Without the pictures, print each of the records below exactly as it appears.

-- START --

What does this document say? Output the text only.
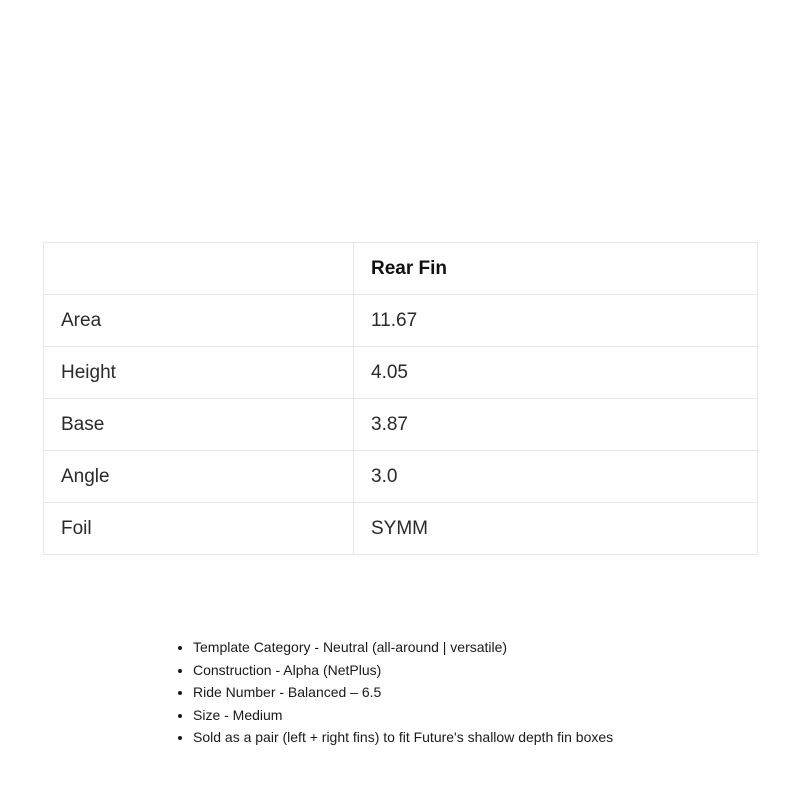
	Rear Fin
Area	11.67
Height	4.05
Base	3.87
Angle	3.0
Foil	SYMM
• Template Category - Neutral (all-around | versatile)
• Construction - Alpha (NetPlus)
• Ride Number - Balanced – 6.5
• Size - Medium
• Sold as a pair (left + right fins) to fit Future's shallow depth fin boxes
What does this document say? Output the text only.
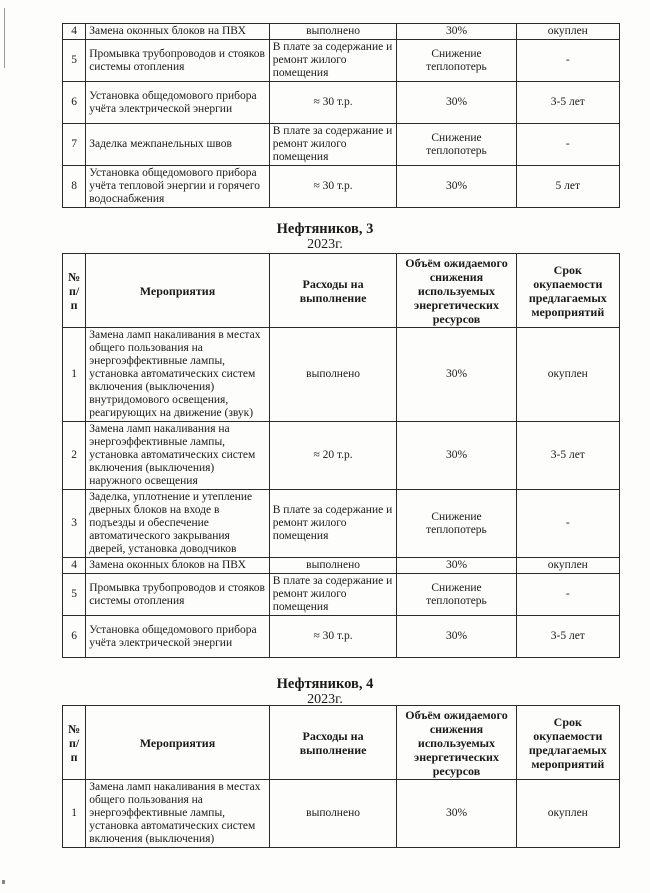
4	Замена оконных блоков на ПВХ	выполнено	30%	окуплен
5	Промывка трубопроводов и стояков системы отопления	В плате за содержание и ремонт жилого помещения	Снижение теплопотерь	-
6	Установка общедомового прибора учёта электрической энергии	≈ 30 т.р.	30%	3-5 лет
7	Заделка межпанельных швов	В плате за содержание и ремонт жилого помещения	Снижение теплопотерь	-
8	Установка общедомового прибора учёта тепловой энергии и горячего водоснабжения	≈ 30 т.р.	30%	5 лет
Нефтяников, 3
2023г.
№ п/п	Мероприятия	Расходы на выполнение	Объём ожидаемого снижения используемых энергетических ресурсов	Срок окупаемости предлагаемых мероприятий
1	Замена ламп накаливания в местах общего пользования на энергоэффективные лампы, установка автоматических систем включения (выключения) внутридомового освещения, реагирующих на движение (звук)	выполнено	30%	окуплен
2	Замена ламп накаливания на энергоэффективные лампы, установка автоматических систем включения (выключения) наружного освещения	≈ 20 т.р.	30%	3-5 лет
3	Заделка, уплотнение и утепление дверных блоков на входе в подъезды и обеспечение автоматического закрывания дверей, установка доводчиков	В плате за содержание и ремонт жилого помещения	Снижение теплопотерь	-
4	Замена оконных блоков на ПВХ	выполнено	30%	окуплен
5	Промывка трубопроводов и стояков системы отопления	В плате за содержание и ремонт жилого помещения	Снижение теплопотерь	-
6	Установка общедомового прибора учёта электрической энергии	≈ 30 т.р.	30%	3-5 лет
Нефтяников, 4
2023г.
№ п/п	Мероприятия	Расходы на выполнение	Объём ожидаемого снижения используемых энергетических ресурсов	Срок окупаемости предлагаемых мероприятий
1	Замена ламп накаливания в местах общего пользования на энергоэффективные лампы, установка автоматических систем включения (выключения)	выполнено	30%	окуплен
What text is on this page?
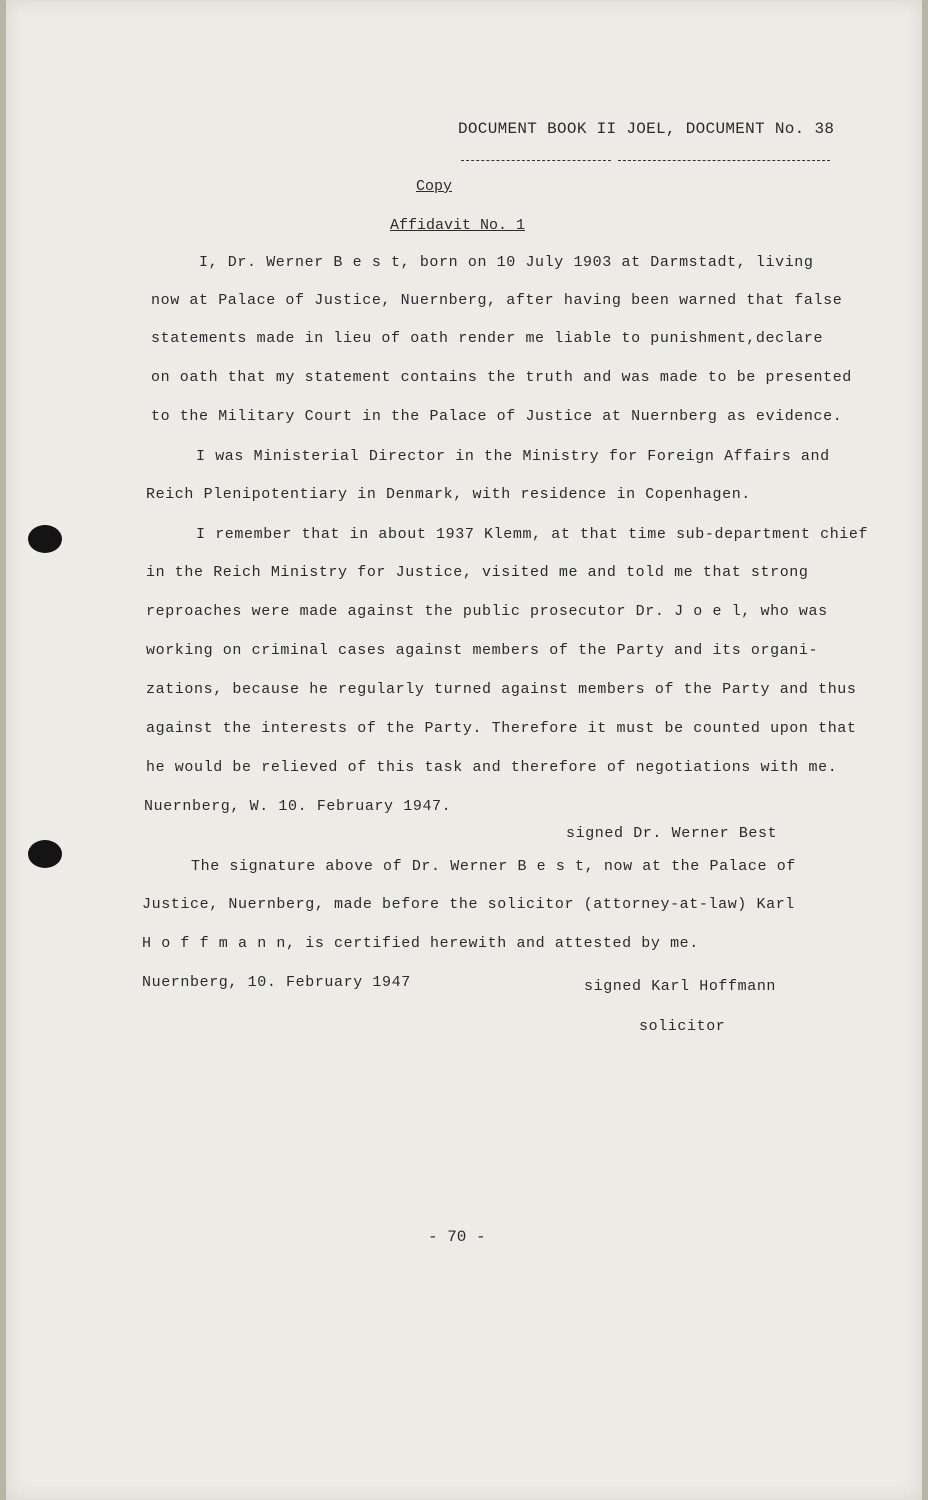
DOCUMENT BOOK II JOEL, DOCUMENT No. 38
Copy
Affidavit No. 1
I, Dr. Werner B e s t, born on 10 July 1903 at Darmstadt, living
now at Palace of Justice, Nuernberg, after having been warned that false
statements made in lieu of oath render me liable to punishment,declare
on oath that my statement contains the truth and was made to be presented
to the Military Court in the Palace of Justice at Nuernberg as evidence.
I was Ministerial Director in the Ministry for Foreign Affairs and
Reich Plenipotentiary in Denmark, with residence in Copenhagen.
I remember that in about 1937 Klemm, at that time sub-department chief
in the Reich Ministry for Justice, visited me and told me that strong
reproaches were made against the public prosecutor Dr. J o e l, who was
working on criminal cases against members of the Party and its organi-
zations, because he regularly turned against members of the Party and thus
against the interests of the Party. Therefore it must be counted upon that
he would be relieved of this task and therefore of negotiations with me.
Nuernberg, W. 10. February 1947.
signed Dr. Werner Best
The signature above of Dr. Werner B e s t, now at the Palace of
Justice, Nuernberg, made before the solicitor (attorney-at-law) Karl
H o f f m a n n, is certified herewith and attested by me.
Nuernberg, 10. February 1947	signed Karl Hoffmann
solicitor
- 70 -
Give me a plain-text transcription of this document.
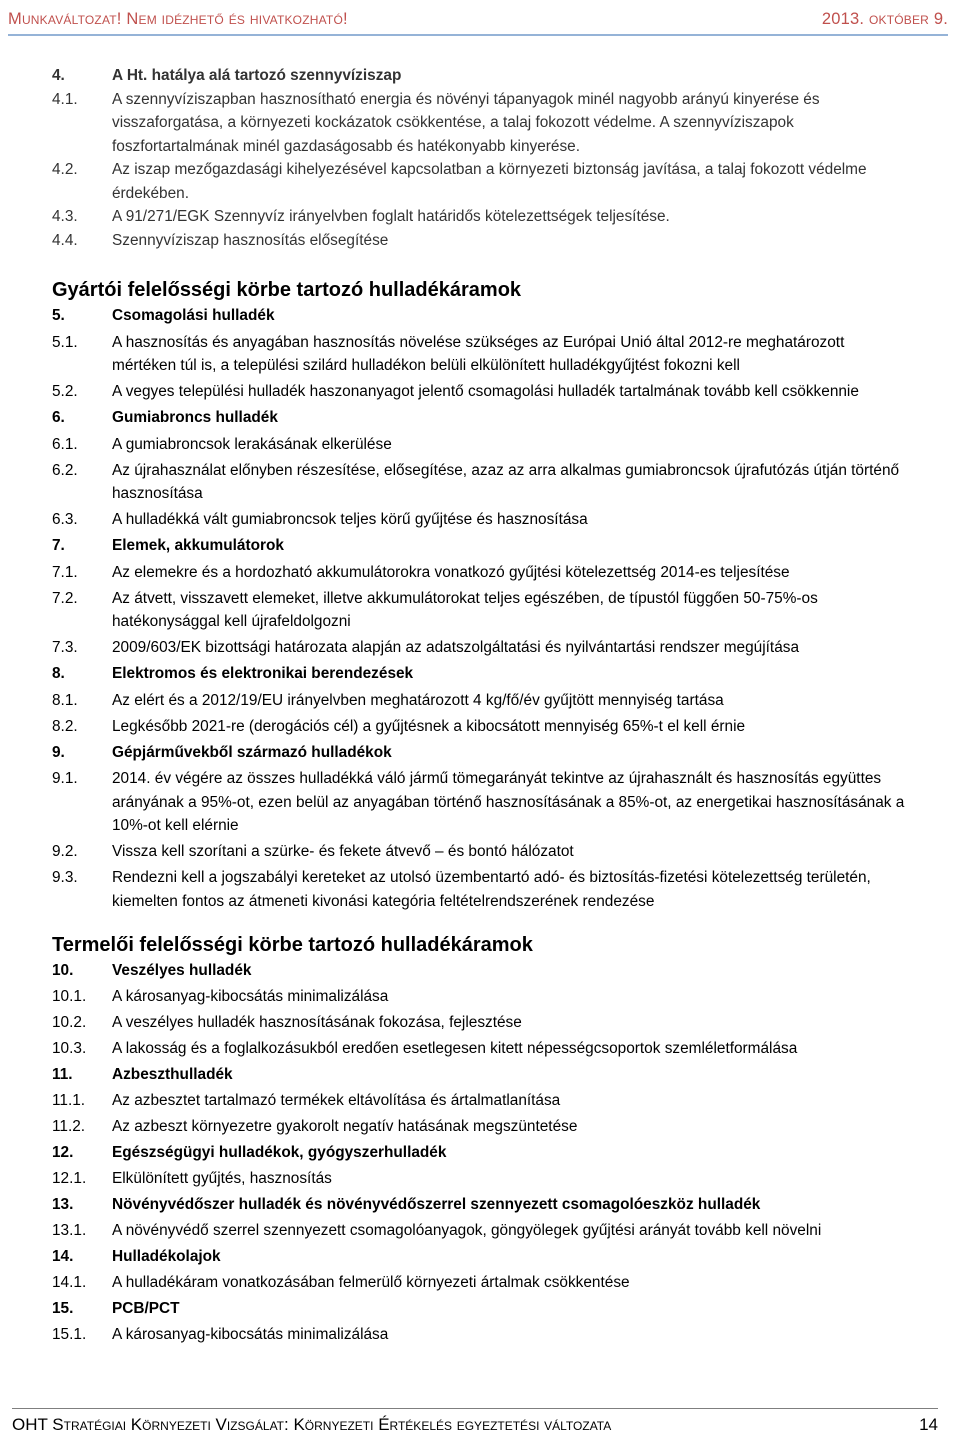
Munkaváltozat! Nem idézhető és hivatkozható!	2013. október 9.
4.	A Ht. hatálya alá tartozó szennyvíziszap
4.1.	A szennyvíziszapban hasznosítható energia és növényi tápanyagok minél nagyobb arányú kinyerése és visszaforgatása, a környezeti kockázatok csökkentése, a talaj fokozott védelme. A szennyvíziszapok foszfortartalmának minél gazdaságosabb és hatékonyabb kinyerése.
4.2.	Az iszap mezőgazdasági kihelyezésével kapcsolatban a környezeti biztonság javítása, a talaj fokozott védelme érdekében.
4.3.	A 91/271/EGK Szennyvíz irányelvben foglalt határidős kötelezettségek teljesítése.
4.4.	Szennyvíziszap hasznosítás elősegítése
Gyártói felelősségi körbe tartozó hulladékáramok
5.	Csomagolási hulladék
5.1.	A hasznosítás és anyagában hasznosítás növelése szükséges az Európai Unió által 2012-re meghatározott mértéken túl is, a települési szilárd hulladékon belüli elkülönített hulladékgyűjtést fokozni kell
5.2.	A vegyes települési hulladék haszonanyagot jelentő csomagolási hulladék tartalmának tovább kell csökkennie
6.	Gumiabroncs hulladék
6.1.	A gumiabroncsok lerakásának elkerülése
6.2.	Az újrahasználat előnyben részesítése, elősegítése, azaz az arra alkalmas gumiabroncsok újrafutózás útján történő hasznosítása
6.3.	A hulladékká vált gumiabroncsok teljes körű gyűjtése és hasznosítása
7.	Elemek, akkumulátorok
7.1.	Az elemekre és a hordozható akkumulátorokra vonatkozó gyűjtési kötelezettség 2014-es teljesítése
7.2.	Az átvett, visszavett elemeket, illetve akkumulátorokat teljes egészében, de típustól függően 50-75%-os hatékonysággal kell újrafeldolgozni
7.3.	2009/603/EK bizottsági határozata alapján az adatszolgáltatási és nyilvántartási rendszer megújítása
8.	Elektromos és elektronikai berendezések
8.1.	Az elért és a 2012/19/EU irányelvben meghatározott 4 kg/fő/év gyűjtött mennyiség tartása
8.2.	Legkésőbb 2021-re (derogációs cél) a gyűjtésnek a kibocsátott mennyiség 65%-t el kell érnie
9.	Gépjárművekből származó hulladékok
9.1.	2014. év végére az összes hulladékká váló jármű tömegarányát tekintve az újrahasznált és hasznosítás együttes arányának a 95%-ot, ezen belül az anyagában történő hasznosításának a 85%-ot, az energetikai hasznosításának a 10%-ot kell elérnie
9.2.	Vissza kell szorítani a szürke- és fekete átvevő – és bontó hálózatot
9.3.	Rendezni kell a jogszabályi kereteket az utolsó üzembentartó adó- és biztosítás-fizetési kötelezettség területén, kiemelten fontos az átmeneti kivonási kategória feltételrendszerének rendezése
Termelői felelősségi körbe tartozó hulladékáramok
10.	Veszélyes hulladék
10.1.	A károsanyag-kibocsátás minimalizálása
10.2.	A veszélyes hulladék hasznosításának fokozása, fejlesztése
10.3.	A lakosság és a foglalkozásukból eredően esetlegesen kitett népességcsoportok szemléletformálása
11.	Azbeszthulladék
11.1.	Az azbesztet tartalmazó termékek eltávolítása és ártalmatlanítása
11.2.	Az azbeszt környezetre gyakorolt negatív hatásának megszüntetése
12.	Egészségügyi hulladékok, gyógyszerhulladék
12.1.	Elkülönített gyűjtés, hasznosítás
13.	Növényvédőszer hulladék és növényvédőszerrel szennyezett csomagolóeszköz hulladék
13.1.	A növényvédő szerrel szennyezett csomagolóanyagok, göngyölegek gyűjtési arányát tovább kell növelni
14.	Hulladékolajok
14.1.	A hulladékáram vonatkozásában felmerülő környezeti ártalmak csökkentése
15.	PCB/PCT
15.1.	A károsanyag-kibocsátás minimalizálása
OHT Stratégiai Környezeti Vizsgálat: Környezeti Értékelés egyeztetési változata	14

-- END --

Exercise output:
What does this document say? Output the text only.
	Rear Fin
Area	11.67
Height	4.05
Base	3.87
Angle	3.0
Foil	SYMM
• Template Category - Neutral (all-around | versatile)
• Construction - Alpha (NetPlus)
• Ride Number - Balanced – 6.5
• Size - Medium
• Sold as a pair (left + right fins) to fit Future's shallow depth fin boxes
What does this document say? Output the text only.
4	Замена оконных блоков на ПВХ	выполнено	30%	окуплен
5	Промывка трубопроводов и стояков системы отопления	В плате за содержание и ремонт жилого помещения	Снижение теплопотерь	-
6	Установка общедомового прибора учёта электрической энергии	≈ 30 т.р.	30%	3-5 лет
7	Заделка межпанельных швов	В плате за содержание и ремонт жилого помещения	Снижение теплопотерь	-
8	Установка общедомового прибора учёта тепловой энергии и горячего водоснабжения	≈ 30 т.р.	30%	5 лет
Нефтяников, 3
2023г.
№ п/п	Мероприятия	Расходы на выполнение	Объём ожидаемого снижения используемых энергетических ресурсов	Срок окупаемости предлагаемых мероприятий
1	Замена ламп накаливания в местах общего пользования на энергоэффективные лампы, установка автоматических систем включения (выключения) внутридомового освещения, реагирующих на движение (звук)	выполнено	30%	окуплен
2	Замена ламп накаливания на энергоэффективные лампы, установка автоматических систем включения (выключения) наружного освещения	≈ 20 т.р.	30%	3-5 лет
3	Заделка, уплотнение и утепление дверных блоков на входе в подъезды и обеспечение автоматического закрывания дверей, установка доводчиков	В плате за содержание и ремонт жилого помещения	Снижение теплопотерь	-
4	Замена оконных блоков на ПВХ	выполнено	30%	окуплен
5	Промывка трубопроводов и стояков системы отопления	В плате за содержание и ремонт жилого помещения	Снижение теплопотерь	-
6	Установка общедомового прибора учёта электрической энергии	≈ 30 т.р.	30%	3-5 лет
Нефтяников, 4
2023г.
№ п/п	Мероприятия	Расходы на выполнение	Объём ожидаемого снижения используемых энергетических ресурсов	Срок окупаемости предлагаемых мероприятий
1	Замена ламп накаливания в местах общего пользования на энергоэффективные лампы, установка автоматических систем включения (выключения)	выполнено	30%	окуплен
What text is on this page?
DOCUMENT BOOK II JOEL, DOCUMENT No. 38
Copy
Affidavit No. 1
I, Dr. Werner B e s t, born on 10 July 1903 at Darmstadt, living
now at Palace of Justice, Nuernberg, after having been warned that false
statements made in lieu of oath render me liable to punishment,declare
on oath that my statement contains the truth and was made to be presented
to the Military Court in the Palace of Justice at Nuernberg as evidence.
I was Ministerial Director in the Ministry for Foreign Affairs and
Reich Plenipotentiary in Denmark, with residence in Copenhagen.
I remember that in about 1937 Klemm, at that time sub-department chief
in the Reich Ministry for Justice, visited me and told me that strong
reproaches were made against the public prosecutor Dr. J o e l, who was
working on criminal cases against members of the Party and its organi-
zations, because he regularly turned against members of the Party and thus
against the interests of the Party. Therefore it must be counted upon that
he would be relieved of this task and therefore of negotiations with me.
Nuernberg, W. 10. February 1947.
signed Dr. Werner Best
The signature above of Dr. Werner B e s t, now at the Palace of
Justice, Nuernberg, made before the solicitor (attorney-at-law) Karl
H o f f m a n n, is certified herewith and attested by me.
Nuernberg, 10. February 1947	signed Karl Hoffmann
solicitor
- 70 -
Give me a plain-text transcription of this document.
Munkaváltozat! Nem idézhető és hivatkozható!	2013. október 9.
4.	A Ht. hatálya alá tartozó szennyvíziszap
4.1.	A szennyvíziszapban hasznosítható energia és növényi tápanyagok minél nagyobb arányú kinyerése és visszaforgatása, a környezeti kockázatok csökkentése, a talaj fokozott védelme. A szennyvíziszapok foszfortartalmának minél gazdaságosabb és hatékonyabb kinyerése.
4.2.	Az iszap mezőgazdasági kihelyezésével kapcsolatban a környezeti biztonság javítása, a talaj fokozott védelme érdekében.
4.3.	A 91/271/EGK Szennyvíz irányelvben foglalt határidős kötelezettségek teljesítése.
4.4.	Szennyvíziszap hasznosítás elősegítése
Gyártói felelősségi körbe tartozó hulladékáramok
5.	Csomagolási hulladék
5.1.	A hasznosítás és anyagában hasznosítás növelése szükséges az Európai Unió által 2012-re meghatározott mértéken túl is, a települési szilárd hulladékon belüli elkülönített hulladékgyűjtést fokozni kell
5.2.	A vegyes települési hulladék haszonanyagot jelentő csomagolási hulladék tartalmának tovább kell csökkennie
6.	Gumiabroncs hulladék
6.1.	A gumiabroncsok lerakásának elkerülése
6.2.	Az újrahasználat előnyben részesítése, elősegítése, azaz az arra alkalmas gumiabroncsok újrafutózás útján történő hasznosítása
6.3.	A hulladékká vált gumiabroncsok teljes körű gyűjtése és hasznosítása
7.	Elemek, akkumulátorok
7.1.	Az elemekre és a hordozható akkumulátorokra vonatkozó gyűjtési kötelezettség 2014-es teljesítése
7.2.	Az átvett, visszavett elemeket, illetve akkumulátorokat teljes egészében, de típustól függően 50-75%-os hatékonysággal kell újrafeldolgozni
7.3.	2009/603/EK bizottsági határozata alapján az adatszolgáltatási és nyilvántartási rendszer megújítása
8.	Elektromos és elektronikai berendezések
8.1.	Az elért és a 2012/19/EU irányelvben meghatározott 4 kg/fő/év gyűjtött mennyiség tartása
8.2.	Legkésőbb 2021-re (derogációs cél) a gyűjtésnek a kibocsátott mennyiség 65%-t el kell érnie
9.	Gépjárművekből származó hulladékok
9.1.	2014. év végére az összes hulladékká váló jármű tömegarányát tekintve az újrahasznált és hasznosítás együttes arányának a 95%-ot, ezen belül az anyagában történő hasznosításának a 85%-ot, az energetikai hasznosításának a 10%-ot kell elérnie
9.2.	Vissza kell szorítani a szürke- és fekete átvevő – és bontó hálózatot
9.3.	Rendezni kell a jogszabályi kereteket az utolsó üzembentartó adó- és biztosítás-fizetési kötelezettség területén, kiemelten fontos az átmeneti kivonási kategória feltételrendszerének rendezése
Termelői felelősségi körbe tartozó hulladékáramok
10.	Veszélyes hulladék
10.1.	A károsanyag-kibocsátás minimalizálása
10.2.	A veszélyes hulladék hasznosításának fokozása, fejlesztése
10.3.	A lakosság és a foglalkozásukból eredően esetlegesen kitett népességcsoportok szemléletformálása
11.	Azbeszthulladék
11.1.	Az azbesztet tartalmazó termékek eltávolítása és ártalmatlanítása
11.2.	Az azbeszt környezetre gyakorolt negatív hatásának megszüntetése
12.	Egészségügyi hulladékok, gyógyszerhulladék
12.1.	Elkülönített gyűjtés, hasznosítás
13.	Növényvédőszer hulladék és növényvédőszerrel szennyezett csomagolóeszköz hulladék
13.1.	A növényvédő szerrel szennyezett csomagolóanyagok, göngyölegek gyűjtési arányát tovább kell növelni
14.	Hulladékolajok
14.1.	A hulladékáram vonatkozásában felmerülő környezeti ártalmak csökkentése
15.	PCB/PCT
15.1.	A károsanyag-kibocsátás minimalizálása
OHT Stratégiai Környezeti Vizsgálat: Környezeti Értékelés egyeztetési változata	14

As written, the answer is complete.